### Records for the exercise
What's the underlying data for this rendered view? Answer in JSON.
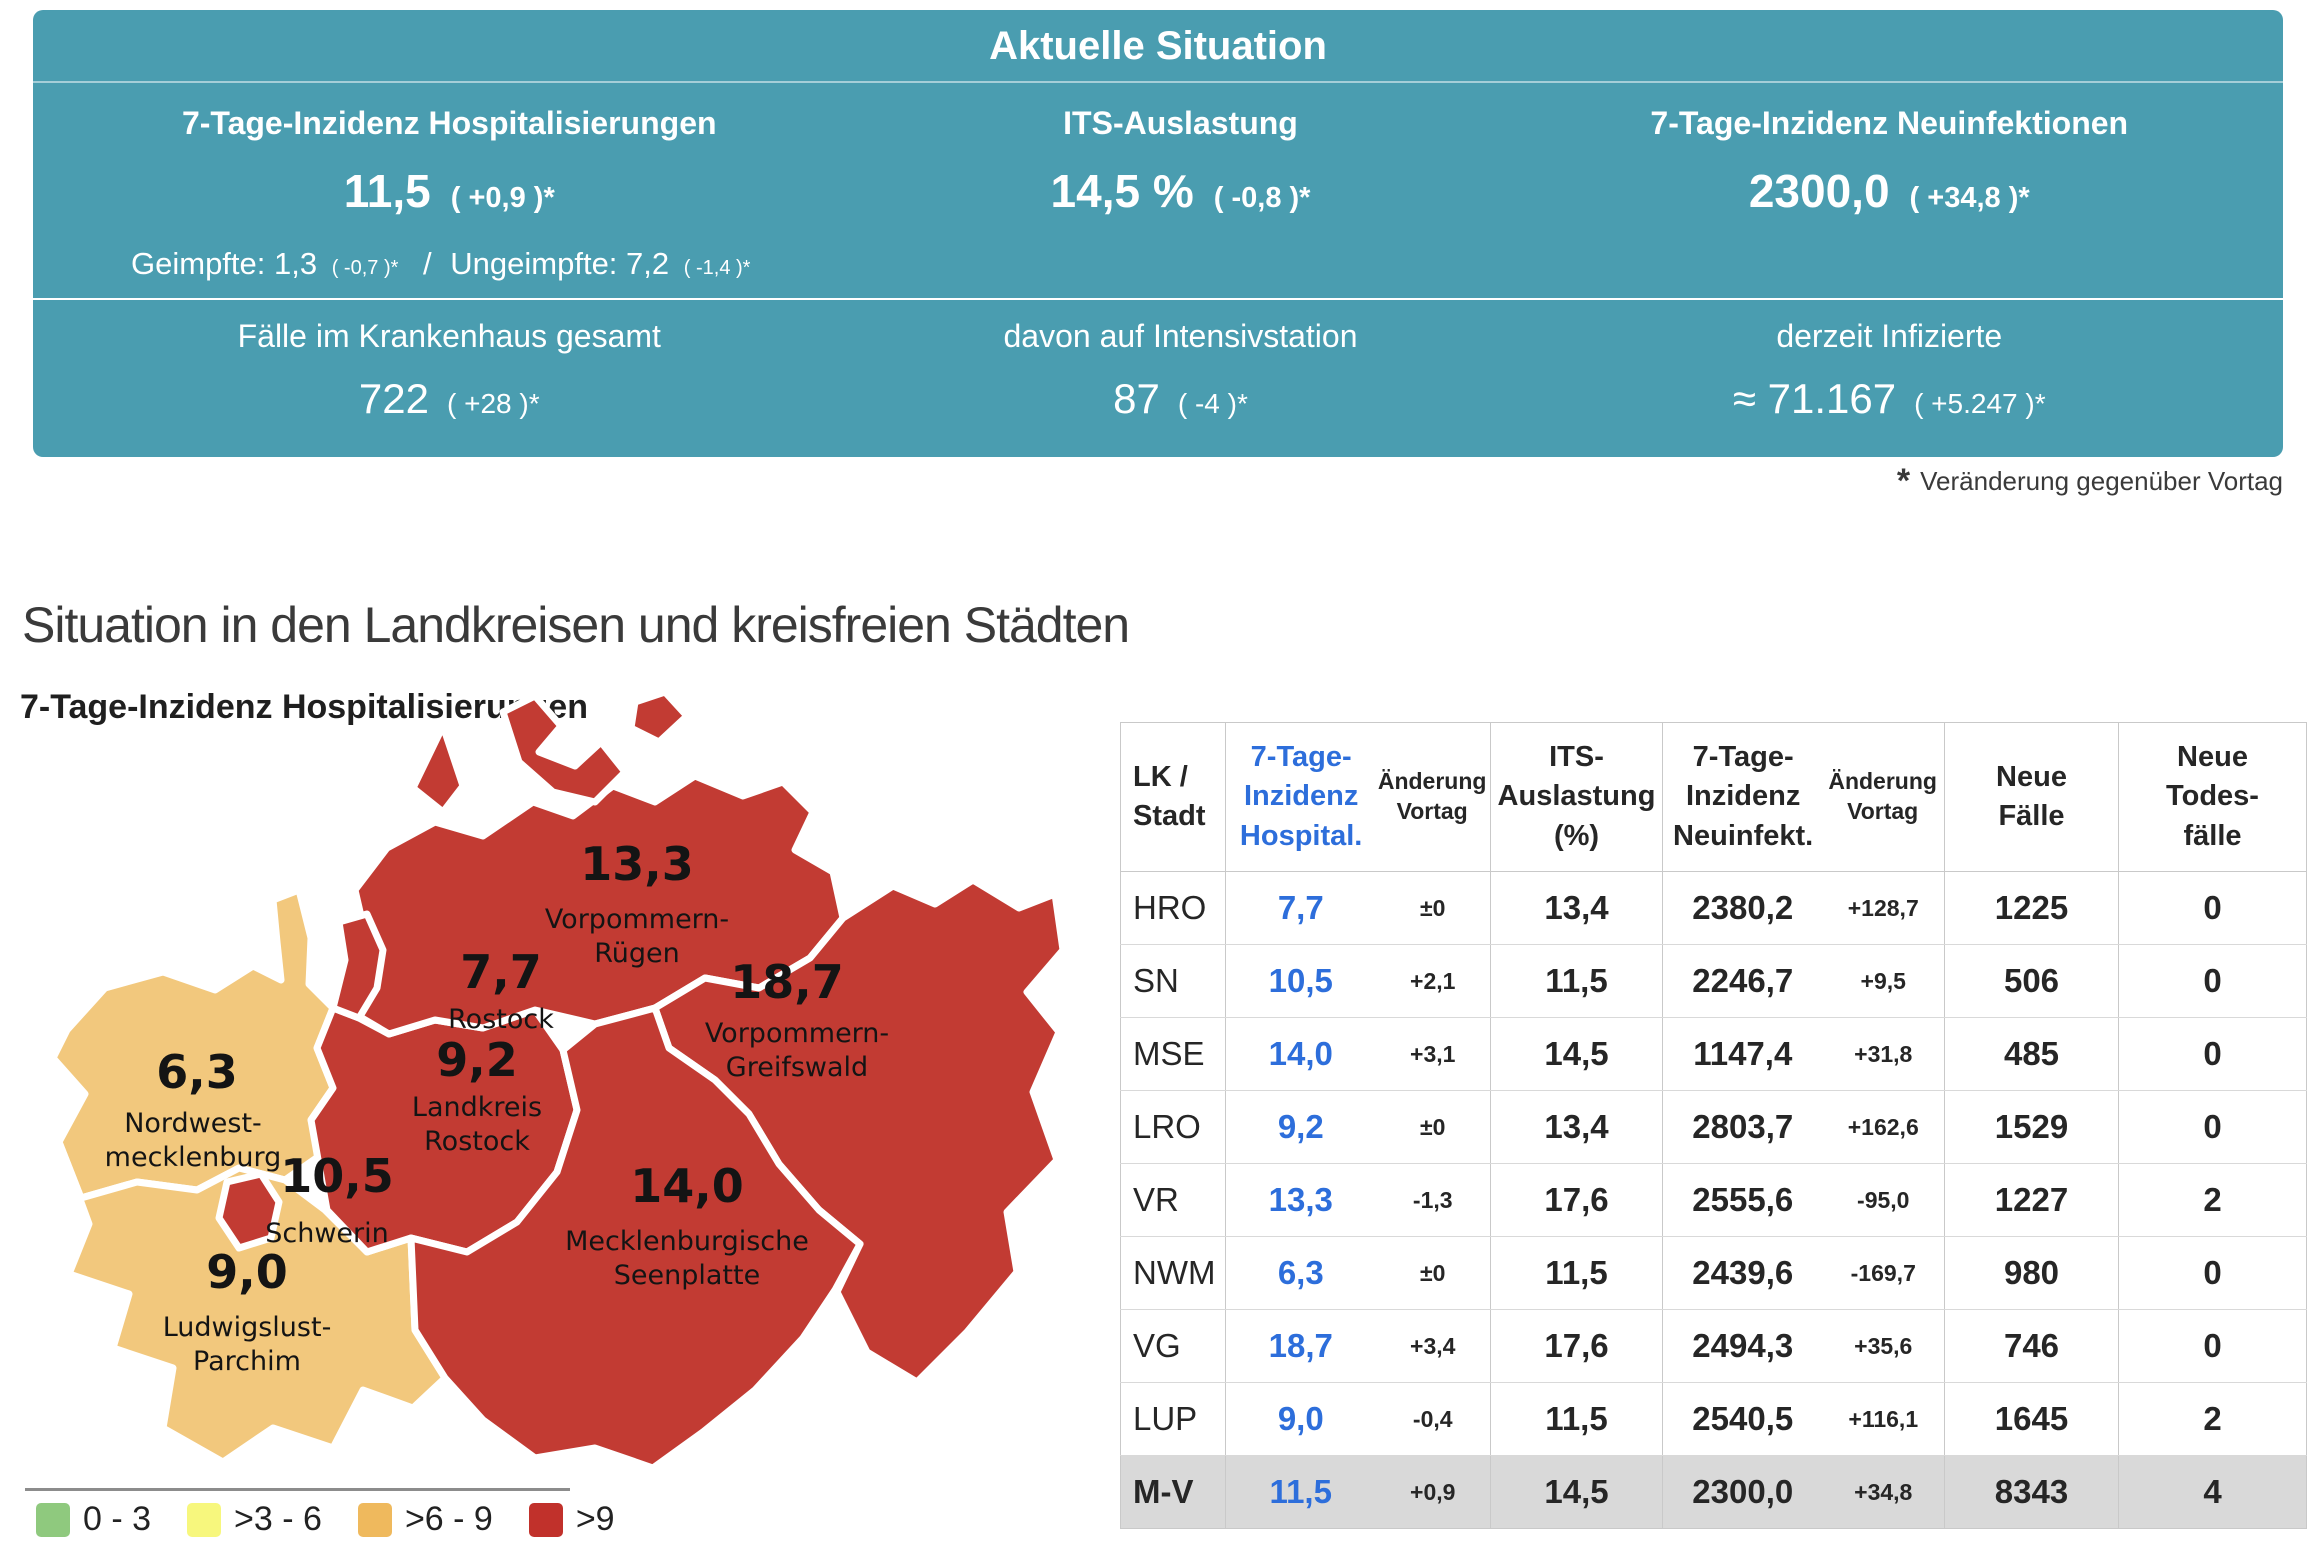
{
  "panel": {
    "title": "Aktuelle Situation",
    "metrics_top": [
      {
        "label": "7-Tage-Inzidenz Hospitalisierungen",
        "value": "11,5",
        "change": "( +0,9 )*"
      },
      {
        "label": "ITS-Auslastung",
        "value": "14,5 %",
        "change": "( -0,8 )*"
      },
      {
        "label": "7-Tage-Inzidenz Neuinfektionen",
        "value": "2300,0",
        "change": "( +34,8 )*"
      }
    ],
    "vaccination": {
      "text1": "Geimpfte: 1,3",
      "change1": "( -0,7 )*",
      "sep": "/",
      "text2": "Ungeimpfte: 7,2",
      "change2": "( -1,4 )*"
    },
    "metrics_bottom": [
      {
        "label": "Fälle im Krankenhaus gesamt",
        "value": "722",
        "change": "( +28 )*"
      },
      {
        "label": "davon auf Intensivstation",
        "value": "87",
        "change": "( -4 )*"
      },
      {
        "label": "derzeit Infizierte",
        "value": "≈ 71.167",
        "change": "( +5.247 )*"
      }
    ]
  },
  "footnote": {
    "marker": "*",
    "text": "Veränderung gegenüber Vortag"
  },
  "section_title": "Situation in den Landkreisen und kreisfreien Städten",
  "map": {
    "title": "7-Tage-Inzidenz Hospitalisierungen",
    "colors": {
      "red": "#C23B33",
      "orange": "#F2C87D"
    },
    "regions": [
      {
        "id": "vorpommern-ruegen",
        "value": "13,3",
        "name_line1": "Vorpommern-",
        "name_line2": "Rügen"
      },
      {
        "id": "rostock",
        "value": "7,7",
        "name_line1": "Rostock",
        "name_line2": ""
      },
      {
        "id": "landkreis-rostock",
        "value": "9,2",
        "name_line1": "Landkreis",
        "name_line2": "Rostock"
      },
      {
        "id": "vorpommern-greifswald",
        "value": "18,7",
        "name_line1": "Vorpommern-",
        "name_line2": "Greifswald"
      },
      {
        "id": "nordwestmecklenburg",
        "value": "6,3",
        "name_line1": "Nordwest-",
        "name_line2": "mecklenburg"
      },
      {
        "id": "schwerin",
        "value": "10,5",
        "name_line1": "Schwerin",
        "name_line2": ""
      },
      {
        "id": "mecklenburgische-seenplatte",
        "value": "14,0",
        "name_line1": "Mecklenburgische",
        "name_line2": "Seenplatte"
      },
      {
        "id": "ludwigslust-parchim",
        "value": "9,0",
        "name_line1": "Ludwigslust-",
        "name_line2": "Parchim"
      }
    ]
  },
  "legend": {
    "items": [
      {
        "label": "0 - 3",
        "color": "#8FC97E"
      },
      {
        "label": ">3 - 6",
        "color": "#F7F77D"
      },
      {
        "label": ">6 - 9",
        "color": "#EFB95D"
      },
      {
        "label": ">9",
        "color": "#C1312B"
      }
    ]
  },
  "table": {
    "headers": {
      "lk": "LK /\nStadt",
      "hosp": "7-Tage-\nInzidenz\nHospital.",
      "change": "Änderung\nVortag",
      "its": "ITS-\nAuslastung\n(%)",
      "neuinf": "7-Tage-\nInzidenz\nNeuinfekt.",
      "change2": "Änderung\nVortag",
      "neue_faelle": "Neue\nFälle",
      "neue_todesfaelle": "Neue\nTodes-\nfälle"
    },
    "rows": [
      {
        "cells": [
          "HRO",
          "7,7",
          "±0",
          "13,4",
          "2380,2",
          "+128,7",
          "1225",
          "0"
        ],
        "total": false
      },
      {
        "cells": [
          "SN",
          "10,5",
          "+2,1",
          "11,5",
          "2246,7",
          "+9,5",
          "506",
          "0"
        ],
        "total": false
      },
      {
        "cells": [
          "MSE",
          "14,0",
          "+3,1",
          "14,5",
          "1147,4",
          "+31,8",
          "485",
          "0"
        ],
        "total": false
      },
      {
        "cells": [
          "LRO",
          "9,2",
          "±0",
          "13,4",
          "2803,7",
          "+162,6",
          "1529",
          "0"
        ],
        "total": false
      },
      {
        "cells": [
          "VR",
          "13,3",
          "-1,3",
          "17,6",
          "2555,6",
          "-95,0",
          "1227",
          "2"
        ],
        "total": false
      },
      {
        "cells": [
          "NWM",
          "6,3",
          "±0",
          "11,5",
          "2439,6",
          "-169,7",
          "980",
          "0"
        ],
        "total": false
      },
      {
        "cells": [
          "VG",
          "18,7",
          "+3,4",
          "17,6",
          "2494,3",
          "+35,6",
          "746",
          "0"
        ],
        "total": false
      },
      {
        "cells": [
          "LUP",
          "9,0",
          "-0,4",
          "11,5",
          "2540,5",
          "+116,1",
          "1645",
          "2"
        ],
        "total": false
      },
      {
        "cells": [
          "M-V",
          "11,5",
          "+0,9",
          "14,5",
          "2300,0",
          "+34,8",
          "8343",
          "4"
        ],
        "total": true
      }
    ]
  },
  "chart_data": [
    {
      "type": "heatmap",
      "title": "7-Tage-Inzidenz Hospitalisierungen",
      "categories": [
        "Vorpommern-Rügen",
        "Rostock",
        "Landkreis Rostock",
        "Vorpommern-Greifswald",
        "Nordwestmecklenburg",
        "Schwerin",
        "Mecklenburgische Seenplatte",
        "Ludwigslust-Parchim"
      ],
      "values": [
        13.3,
        7.7,
        9.2,
        18.7,
        6.3,
        10.5,
        14.0,
        9.0
      ],
      "legend_bins": [
        "0 - 3",
        ">3 - 6",
        ">6 - 9",
        ">9"
      ],
      "legend_colors": [
        "#8FC97E",
        "#F7F77D",
        "#EFB95D",
        "#C1312B"
      ],
      "legend_position": "bottom-left"
    },
    {
      "type": "table",
      "columns": [
        "LK / Stadt",
        "7-Tage-Inzidenz Hospital.",
        "Änderung Vortag",
        "ITS-Auslastung (%)",
        "7-Tage-Inzidenz Neuinfekt.",
        "Änderung Vortag",
        "Neue Fälle",
        "Neue Todes-fälle"
      ],
      "rows": [
        [
          "HRO",
          7.7,
          "±0",
          13.4,
          2380.2,
          128.7,
          1225,
          0
        ],
        [
          "SN",
          10.5,
          2.1,
          11.5,
          2246.7,
          9.5,
          506,
          0
        ],
        [
          "MSE",
          14.0,
          3.1,
          14.5,
          1147.4,
          31.8,
          485,
          0
        ],
        [
          "LRO",
          9.2,
          "±0",
          13.4,
          2803.7,
          162.6,
          1529,
          0
        ],
        [
          "VR",
          13.3,
          -1.3,
          17.6,
          2555.6,
          -95.0,
          1227,
          2
        ],
        [
          "NWM",
          6.3,
          "±0",
          11.5,
          2439.6,
          -169.7,
          980,
          0
        ],
        [
          "VG",
          18.7,
          3.4,
          17.6,
          2494.3,
          35.6,
          746,
          0
        ],
        [
          "LUP",
          9.0,
          -0.4,
          11.5,
          2540.5,
          116.1,
          1645,
          2
        ],
        [
          "M-V",
          11.5,
          0.9,
          14.5,
          2300.0,
          34.8,
          8343,
          4
        ]
      ]
    }
  ]
}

### Directions for this task
What is needed is an exact reproduction of the data, pictures excluded.

### Solution for this task
What's the underlying data for this rendered view? Answer in JSON.
{
  "panel": {
    "title": "Aktuelle Situation",
    "metrics_top": [
      {
        "label": "7-Tage-Inzidenz Hospitalisierungen",
        "value": "11,5",
        "change": "( +0,9 )*"
      },
      {
        "label": "ITS-Auslastung",
        "value": "14,5 %",
        "change": "( -0,8 )*"
      },
      {
        "label": "7-Tage-Inzidenz Neuinfektionen",
        "value": "2300,0",
        "change": "( +34,8 )*"
      }
    ],
    "vaccination": {
      "text1": "Geimpfte: 1,3",
      "change1": "( -0,7 )*",
      "sep": "/",
      "text2": "Ungeimpfte: 7,2",
      "change2": "( -1,4 )*"
    },
    "metrics_bottom": [
      {
        "label": "Fälle im Krankenhaus gesamt",
        "value": "722",
        "change": "( +28 )*"
      },
      {
        "label": "davon auf Intensivstation",
        "value": "87",
        "change": "( -4 )*"
      },
      {
        "label": "derzeit Infizierte",
        "value": "≈ 71.167",
        "change": "( +5.247 )*"
      }
    ]
  },
  "footnote": {
    "marker": "*",
    "text": "Veränderung gegenüber Vortag"
  },
  "section_title": "Situation in den Landkreisen und kreisfreien Städten",
  "map": {
    "title": "7-Tage-Inzidenz Hospitalisierungen",
    "colors": {
      "red": "#C23B33",
      "orange": "#F2C87D"
    },
    "regions": [
      {
        "id": "vorpommern-ruegen",
        "value": "13,3",
        "name_line1": "Vorpommern-",
        "name_line2": "Rügen"
      },
      {
        "id": "rostock",
        "value": "7,7",
        "name_line1": "Rostock",
        "name_line2": ""
      },
      {
        "id": "landkreis-rostock",
        "value": "9,2",
        "name_line1": "Landkreis",
        "name_line2": "Rostock"
      },
      {
        "id": "vorpommern-greifswald",
        "value": "18,7",
        "name_line1": "Vorpommern-",
        "name_line2": "Greifswald"
      },
      {
        "id": "nordwestmecklenburg",
        "value": "6,3",
        "name_line1": "Nordwest-",
        "name_line2": "mecklenburg"
      },
      {
        "id": "schwerin",
        "value": "10,5",
        "name_line1": "Schwerin",
        "name_line2": ""
      },
      {
        "id": "mecklenburgische-seenplatte",
        "value": "14,0",
        "name_line1": "Mecklenburgische",
        "name_line2": "Seenplatte"
      },
      {
        "id": "ludwigslust-parchim",
        "value": "9,0",
        "name_line1": "Ludwigslust-",
        "name_line2": "Parchim"
      }
    ]
  },
  "legend": {
    "items": [
      {
        "label": "0 - 3",
        "color": "#8FC97E"
      },
      {
        "label": ">3 - 6",
        "color": "#F7F77D"
      },
      {
        "label": ">6 - 9",
        "color": "#EFB95D"
      },
      {
        "label": ">9",
        "color": "#C1312B"
      }
    ]
  },
  "table": {
    "headers": {
      "lk": "LK /\nStadt",
      "hosp": "7-Tage-\nInzidenz\nHospital.",
      "change": "Änderung\nVortag",
      "its": "ITS-\nAuslastung\n(%)",
      "neuinf": "7-Tage-\nInzidenz\nNeuinfekt.",
      "change2": "Änderung\nVortag",
      "neue_faelle": "Neue\nFälle",
      "neue_todesfaelle": "Neue\nTodes-\nfälle"
    },
    "rows": [
      {
        "cells": [
          "HRO",
          "7,7",
          "±0",
          "13,4",
          "2380,2",
          "+128,7",
          "1225",
          "0"
        ],
        "total": false
      },
      {
        "cells": [
          "SN",
          "10,5",
          "+2,1",
          "11,5",
          "2246,7",
          "+9,5",
          "506",
          "0"
        ],
        "total": false
      },
      {
        "cells": [
          "MSE",
          "14,0",
          "+3,1",
          "14,5",
          "1147,4",
          "+31,8",
          "485",
          "0"
        ],
        "total": false
      },
      {
        "cells": [
          "LRO",
          "9,2",
          "±0",
          "13,4",
          "2803,7",
          "+162,6",
          "1529",
          "0"
        ],
        "total": false
      },
      {
        "cells": [
          "VR",
          "13,3",
          "-1,3",
          "17,6",
          "2555,6",
          "-95,0",
          "1227",
          "2"
        ],
        "total": false
      },
      {
        "cells": [
          "NWM",
          "6,3",
          "±0",
          "11,5",
          "2439,6",
          "-169,7",
          "980",
          "0"
        ],
        "total": false
      },
      {
        "cells": [
          "VG",
          "18,7",
          "+3,4",
          "17,6",
          "2494,3",
          "+35,6",
          "746",
          "0"
        ],
        "total": false
      },
      {
        "cells": [
          "LUP",
          "9,0",
          "-0,4",
          "11,5",
          "2540,5",
          "+116,1",
          "1645",
          "2"
        ],
        "total": false
      },
      {
        "cells": [
          "M-V",
          "11,5",
          "+0,9",
          "14,5",
          "2300,0",
          "+34,8",
          "8343",
          "4"
        ],
        "total": true
      }
    ]
  },
  "chart_data": [
    {
      "type": "heatmap",
      "title": "7-Tage-Inzidenz Hospitalisierungen",
      "categories": [
        "Vorpommern-Rügen",
        "Rostock",
        "Landkreis Rostock",
        "Vorpommern-Greifswald",
        "Nordwestmecklenburg",
        "Schwerin",
        "Mecklenburgische Seenplatte",
        "Ludwigslust-Parchim"
      ],
      "values": [
        13.3,
        7.7,
        9.2,
        18.7,
        6.3,
        10.5,
        14.0,
        9.0
      ],
      "legend_bins": [
        "0 - 3",
        ">3 - 6",
        ">6 - 9",
        ">9"
      ],
      "legend_colors": [
        "#8FC97E",
        "#F7F77D",
        "#EFB95D",
        "#C1312B"
      ],
      "legend_position": "bottom-left"
    },
    {
      "type": "table",
      "columns": [
        "LK / Stadt",
        "7-Tage-Inzidenz Hospital.",
        "Änderung Vortag",
        "ITS-Auslastung (%)",
        "7-Tage-Inzidenz Neuinfekt.",
        "Änderung Vortag",
        "Neue Fälle",
        "Neue Todes-fälle"
      ],
      "rows": [
        [
          "HRO",
          7.7,
          "±0",
          13.4,
          2380.2,
          128.7,
          1225,
          0
        ],
        [
          "SN",
          10.5,
          2.1,
          11.5,
          2246.7,
          9.5,
          506,
          0
        ],
        [
          "MSE",
          14.0,
          3.1,
          14.5,
          1147.4,
          31.8,
          485,
          0
        ],
        [
          "LRO",
          9.2,
          "±0",
          13.4,
          2803.7,
          162.6,
          1529,
          0
        ],
        [
          "VR",
          13.3,
          -1.3,
          17.6,
          2555.6,
          -95.0,
          1227,
          2
        ],
        [
          "NWM",
          6.3,
          "±0",
          11.5,
          2439.6,
          -169.7,
          980,
          0
        ],
        [
          "VG",
          18.7,
          3.4,
          17.6,
          2494.3,
          35.6,
          746,
          0
        ],
        [
          "LUP",
          9.0,
          -0.4,
          11.5,
          2540.5,
          116.1,
          1645,
          2
        ],
        [
          "M-V",
          11.5,
          0.9,
          14.5,
          2300.0,
          34.8,
          8343,
          4
        ]
      ]
    }
  ]
}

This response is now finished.